(Dataset entries)
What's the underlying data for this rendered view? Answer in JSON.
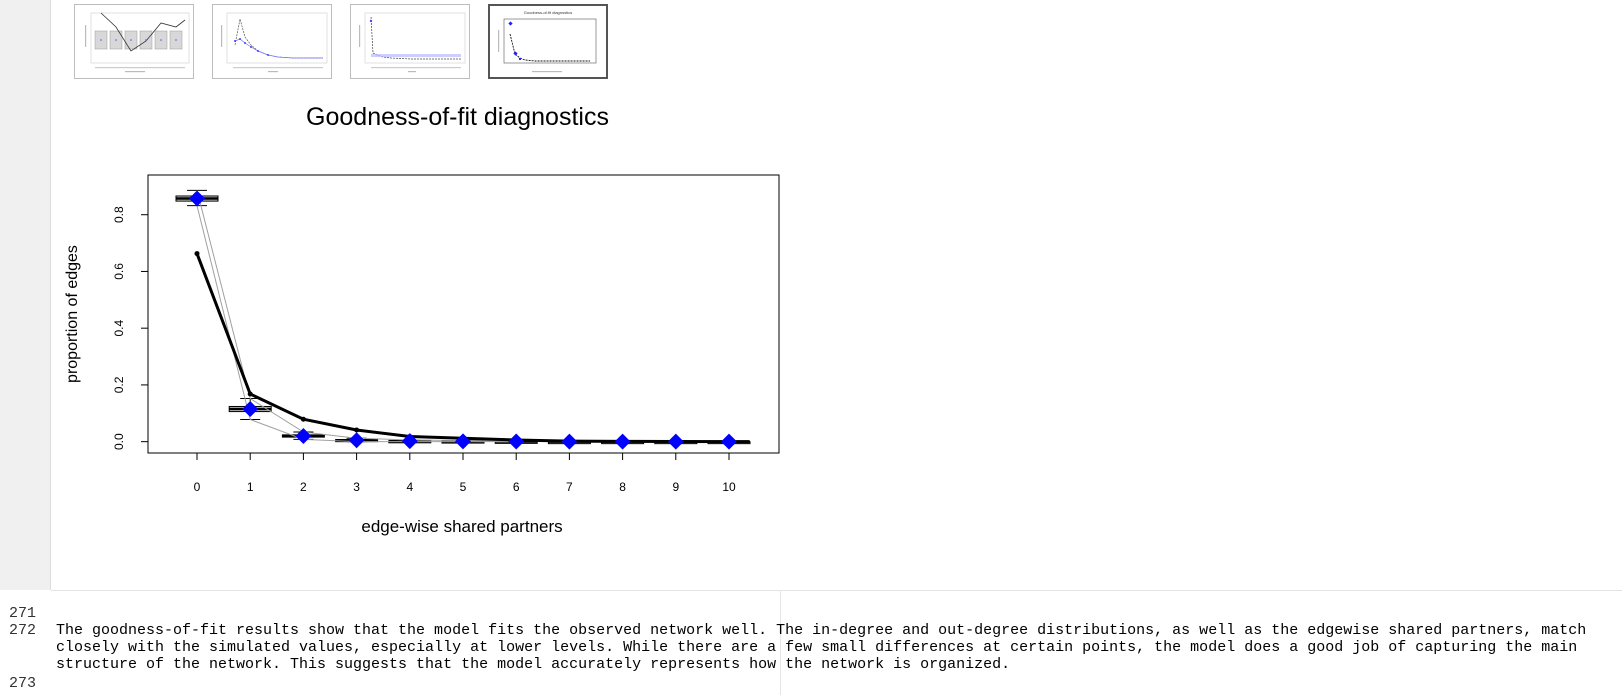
{
  "thumbnails": [
    {
      "name": "plot-1",
      "selected": false
    },
    {
      "name": "plot-2",
      "selected": false
    },
    {
      "name": "plot-3",
      "selected": false
    },
    {
      "name": "plot-4",
      "selected": true,
      "caption": "Goodness-of-fit diagnostics"
    }
  ],
  "plot": {
    "title": "Goodness-of-fit diagnostics"
  },
  "chart_data": {
    "type": "line",
    "title": "Goodness-of-fit diagnostics",
    "xlabel": "edge-wise shared partners",
    "ylabel": "proportion of edges",
    "categories": [
      0,
      1,
      2,
      3,
      4,
      5,
      6,
      7,
      8,
      9,
      10
    ],
    "ylim": [
      -0.04,
      0.94
    ],
    "yticks": [
      "0.0",
      "0.2",
      "0.4",
      "0.6",
      "0.8"
    ],
    "series": [
      {
        "role": "observed",
        "values": [
          0.663,
          0.168,
          0.079,
          0.041,
          0.018,
          0.012,
          0.006,
          0.002,
          0.001,
          0.0005,
          0.0
        ]
      },
      {
        "role": "simulated-mean",
        "values": [
          0.857,
          0.115,
          0.02,
          0.005,
          0.002,
          0.001,
          0.0005,
          0.0,
          0.0,
          0.0,
          0.0
        ]
      }
    ],
    "boxes": [
      {
        "x": 0,
        "q1": 0.848,
        "median": 0.857,
        "q3": 0.866,
        "whisker_low": 0.832,
        "whisker_high": 0.886
      },
      {
        "x": 1,
        "q1": 0.106,
        "median": 0.115,
        "q3": 0.124,
        "whisker_low": 0.078,
        "whisker_high": 0.152
      },
      {
        "x": 2,
        "q1": 0.016,
        "median": 0.02,
        "q3": 0.024,
        "whisker_low": 0.008,
        "whisker_high": 0.034
      },
      {
        "x": 3,
        "q1": 0.003,
        "median": 0.005,
        "q3": 0.007,
        "whisker_low": 0.0,
        "whisker_high": 0.012
      },
      {
        "x": 4,
        "q1": 0.001,
        "median": 0.002,
        "q3": 0.003,
        "whisker_low": 0.0,
        "whisker_high": 0.006
      },
      {
        "x": 5,
        "q1": 0.0,
        "median": 0.001,
        "q3": 0.002,
        "whisker_low": 0.0,
        "whisker_high": 0.004
      },
      {
        "x": 6,
        "q1": 0.0,
        "median": 0.0005,
        "q3": 0.001,
        "whisker_low": 0.0,
        "whisker_high": 0.002
      },
      {
        "x": 7,
        "q1": 0.0,
        "median": 0.0,
        "q3": 0.0,
        "whisker_low": 0.0,
        "whisker_high": 0.0
      },
      {
        "x": 8,
        "q1": 0.0,
        "median": 0.0,
        "q3": 0.0,
        "whisker_low": 0.0,
        "whisker_high": 0.0
      },
      {
        "x": 9,
        "q1": 0.0,
        "median": 0.0,
        "q3": 0.0,
        "whisker_low": 0.0,
        "whisker_high": 0.0
      },
      {
        "x": 10,
        "q1": 0.0,
        "median": 0.0,
        "q3": 0.0,
        "whisker_low": 0.0,
        "whisker_high": 0.0
      }
    ],
    "grid": false,
    "colors": {
      "observed": "#000000",
      "simulated": "#0000ff",
      "quantile": "#a0a0a0"
    }
  },
  "editor": {
    "lines": [
      {
        "no": "271",
        "text": ""
      },
      {
        "no": "272",
        "text": "The goodness-of-fit results show that the model fits the observed network well. The in-degree and out-degree distributions, as well as the edgewise shared partners, match"
      },
      {
        "no": "",
        "text": "closely with the simulated values, especially at lower levels. While there are a few small differences at certain points, the model does a good job of capturing the main"
      },
      {
        "no": "",
        "text": "structure of the network. This suggests that the model accurately represents how the network is organized."
      },
      {
        "no": "273",
        "text": ""
      }
    ]
  }
}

▶ _BRIEF_
Quote the records in their entirety, keeping the wording exact and excluding pictures.

▶ _SOLUTION TO THE PROBLEM_
What's the underlying data for this rendered view? Answer in JSON.
{
  "thumbnails": [
    {
      "name": "plot-1",
      "selected": false
    },
    {
      "name": "plot-2",
      "selected": false
    },
    {
      "name": "plot-3",
      "selected": false
    },
    {
      "name": "plot-4",
      "selected": true,
      "caption": "Goodness-of-fit diagnostics"
    }
  ],
  "plot": {
    "title": "Goodness-of-fit diagnostics"
  },
  "chart_data": {
    "type": "line",
    "title": "Goodness-of-fit diagnostics",
    "xlabel": "edge-wise shared partners",
    "ylabel": "proportion of edges",
    "categories": [
      0,
      1,
      2,
      3,
      4,
      5,
      6,
      7,
      8,
      9,
      10
    ],
    "ylim": [
      -0.04,
      0.94
    ],
    "yticks": [
      "0.0",
      "0.2",
      "0.4",
      "0.6",
      "0.8"
    ],
    "series": [
      {
        "role": "observed",
        "values": [
          0.663,
          0.168,
          0.079,
          0.041,
          0.018,
          0.012,
          0.006,
          0.002,
          0.001,
          0.0005,
          0.0
        ]
      },
      {
        "role": "simulated-mean",
        "values": [
          0.857,
          0.115,
          0.02,
          0.005,
          0.002,
          0.001,
          0.0005,
          0.0,
          0.0,
          0.0,
          0.0
        ]
      }
    ],
    "boxes": [
      {
        "x": 0,
        "q1": 0.848,
        "median": 0.857,
        "q3": 0.866,
        "whisker_low": 0.832,
        "whisker_high": 0.886
      },
      {
        "x": 1,
        "q1": 0.106,
        "median": 0.115,
        "q3": 0.124,
        "whisker_low": 0.078,
        "whisker_high": 0.152
      },
      {
        "x": 2,
        "q1": 0.016,
        "median": 0.02,
        "q3": 0.024,
        "whisker_low": 0.008,
        "whisker_high": 0.034
      },
      {
        "x": 3,
        "q1": 0.003,
        "median": 0.005,
        "q3": 0.007,
        "whisker_low": 0.0,
        "whisker_high": 0.012
      },
      {
        "x": 4,
        "q1": 0.001,
        "median": 0.002,
        "q3": 0.003,
        "whisker_low": 0.0,
        "whisker_high": 0.006
      },
      {
        "x": 5,
        "q1": 0.0,
        "median": 0.001,
        "q3": 0.002,
        "whisker_low": 0.0,
        "whisker_high": 0.004
      },
      {
        "x": 6,
        "q1": 0.0,
        "median": 0.0005,
        "q3": 0.001,
        "whisker_low": 0.0,
        "whisker_high": 0.002
      },
      {
        "x": 7,
        "q1": 0.0,
        "median": 0.0,
        "q3": 0.0,
        "whisker_low": 0.0,
        "whisker_high": 0.0
      },
      {
        "x": 8,
        "q1": 0.0,
        "median": 0.0,
        "q3": 0.0,
        "whisker_low": 0.0,
        "whisker_high": 0.0
      },
      {
        "x": 9,
        "q1": 0.0,
        "median": 0.0,
        "q3": 0.0,
        "whisker_low": 0.0,
        "whisker_high": 0.0
      },
      {
        "x": 10,
        "q1": 0.0,
        "median": 0.0,
        "q3": 0.0,
        "whisker_low": 0.0,
        "whisker_high": 0.0
      }
    ],
    "grid": false,
    "colors": {
      "observed": "#000000",
      "simulated": "#0000ff",
      "quantile": "#a0a0a0"
    }
  },
  "editor": {
    "lines": [
      {
        "no": "271",
        "text": ""
      },
      {
        "no": "272",
        "text": "The goodness-of-fit results show that the model fits the observed network well. The in-degree and out-degree distributions, as well as the edgewise shared partners, match"
      },
      {
        "no": "",
        "text": "closely with the simulated values, especially at lower levels. While there are a few small differences at certain points, the model does a good job of capturing the main"
      },
      {
        "no": "",
        "text": "structure of the network. This suggests that the model accurately represents how the network is organized."
      },
      {
        "no": "273",
        "text": ""
      }
    ]
  }
}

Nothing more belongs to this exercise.